**REQUIRED WORK:**
Render the material again word for word, skipping the pictures in it.
>> begin GIVEN DATA
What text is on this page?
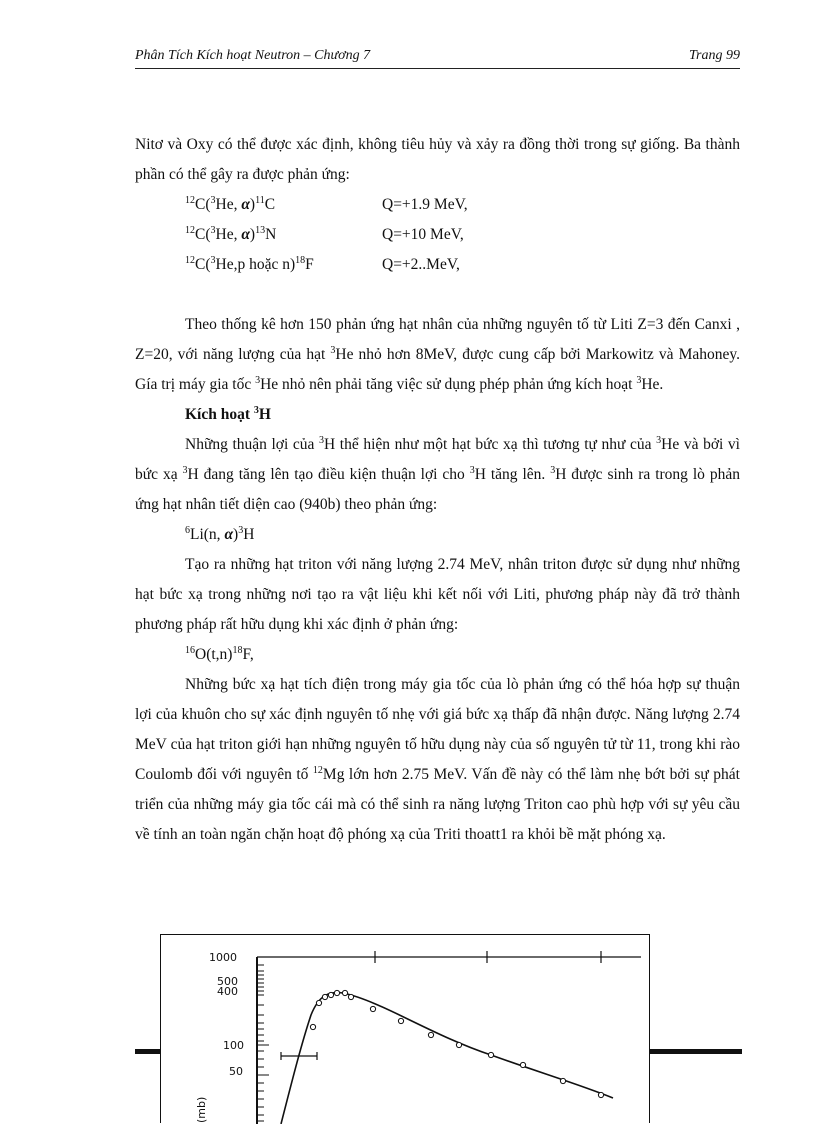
Phân Tích Kích hoạt Neutron – Chương 7	Trang 99

Nitơ và Oxy có thể được xác định, không tiêu hủy và xảy ra đồng thời trong sự giống. Ba thành phần có thể gây ra được phản ứng:

$^{12}$C($^3$He, α)$^{11}$C	Q=+1.9 MeV,
$^{12}$C($^3$He, α)$^{13}$N	Q=+10 MeV,
$^{12}$C($^3$He,p hoặc n)$^{18}$F	Q=+2..MeV,

Theo thống kê hơn 150 phản ứng hạt nhân của những nguyên tố từ Liti Z=3 đến Canxi , Z=20, với năng lượng của hạt $^3$He nhỏ hơn 8MeV, được cung cấp bởi Markowitz và Mahoney. Gía trị máy gia tốc $^3$He nhỏ nên phải tăng việc sử dụng phép phản ứng kích hoạt $^3$He.

Kích hoạt $^3$H

Những thuận lợi của $^3$H thể hiện như một hạt bức xạ thì tương tự như của $^3$He và bởi vì bức xạ $^3$H đang tăng lên tạo điều kiện thuận lợi cho $^3$H tăng lên. $^3$H được sinh ra trong lò phản ứng hạt nhân tiết diện cao (940b) theo phản ứng:

$^6$Li(n, α)$^3$H

Tạo ra những hạt triton với năng lượng 2.74 MeV, nhân triton được sử dụng như những hạt bức xạ trong những nơi tạo ra vật liệu khi kết nối với Liti, phương pháp này đã trở thành phương pháp rất hữu dụng khi xác định ở phản ứng:

$^{16}O(t,n)^{18}F$,

Những bức xạ hạt tích điện trong máy gia tốc của lò phản ứng có thể hóa hợp sự thuận lợi của khuôn cho sự xác định nguyên tố nhẹ với giá bức xạ thấp đã nhận được. Năng lượng 2.74 MeV của hạt triton giới hạn những nguyên tố hữu dụng này của số nguyên tử từ 11, trong khi rào Coulomb đối với nguyên tố $^{12}$Mg lớn hơn 2.75 MeV. Vấn đề này có thể làm nhẹ bớt bởi sự phát triển của những máy gia tốc cái mà có thể sinh ra năng lượng Triton cao phù hợp với sự yêu cầu về tính an toàn ngăn chặn hoạt độ phóng xạ của Triti thoatt1 ra khỏi bề mặt phóng xạ.

1000
500
400
100
50
(mb)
>> end GIVEN DATA
**RESULT:**
What text is on this page?
Phân Tích Kích hoạt Neutron – Chương 7	Trang 99

Nitơ và Oxy có thể được xác định, không tiêu hủy và xảy ra đồng thời trong sự giống. Ba thành phần có thể gây ra được phản ứng:

$^{12}$C($^3$He, α)$^{11}$C	Q=+1.9 MeV,
$^{12}$C($^3$He, α)$^{13}$N	Q=+10 MeV,
$^{12}$C($^3$He,p hoặc n)$^{18}$F	Q=+2..MeV,

Theo thống kê hơn 150 phản ứng hạt nhân của những nguyên tố từ Liti Z=3 đến Canxi , Z=20, với năng lượng của hạt $^3$He nhỏ hơn 8MeV, được cung cấp bởi Markowitz và Mahoney. Gía trị máy gia tốc $^3$He nhỏ nên phải tăng việc sử dụng phép phản ứng kích hoạt $^3$He.

Kích hoạt $^3$H

Những thuận lợi của $^3$H thể hiện như một hạt bức xạ thì tương tự như của $^3$He và bởi vì bức xạ $^3$H đang tăng lên tạo điều kiện thuận lợi cho $^3$H tăng lên. $^3$H được sinh ra trong lò phản ứng hạt nhân tiết diện cao (940b) theo phản ứng:

$^6$Li(n, α)$^3$H

Tạo ra những hạt triton với năng lượng 2.74 MeV, nhân triton được sử dụng như những hạt bức xạ trong những nơi tạo ra vật liệu khi kết nối với Liti, phương pháp này đã trở thành phương pháp rất hữu dụng khi xác định ở phản ứng:

$^{16}O(t,n)^{18}F$,

Những bức xạ hạt tích điện trong máy gia tốc của lò phản ứng có thể hóa hợp sự thuận lợi của khuôn cho sự xác định nguyên tố nhẹ với giá bức xạ thấp đã nhận được. Năng lượng 2.74 MeV của hạt triton giới hạn những nguyên tố hữu dụng này của số nguyên tử từ 11, trong khi rào Coulomb đối với nguyên tố $^{12}$Mg lớn hơn 2.75 MeV. Vấn đề này có thể làm nhẹ bớt bởi sự phát triển của những máy gia tốc cái mà có thể sinh ra năng lượng Triton cao phù hợp với sự yêu cầu về tính an toàn ngăn chặn hoạt độ phóng xạ của Triti thoatt1 ra khỏi bề mặt phóng xạ.

1000
500
400
100
50
(mb)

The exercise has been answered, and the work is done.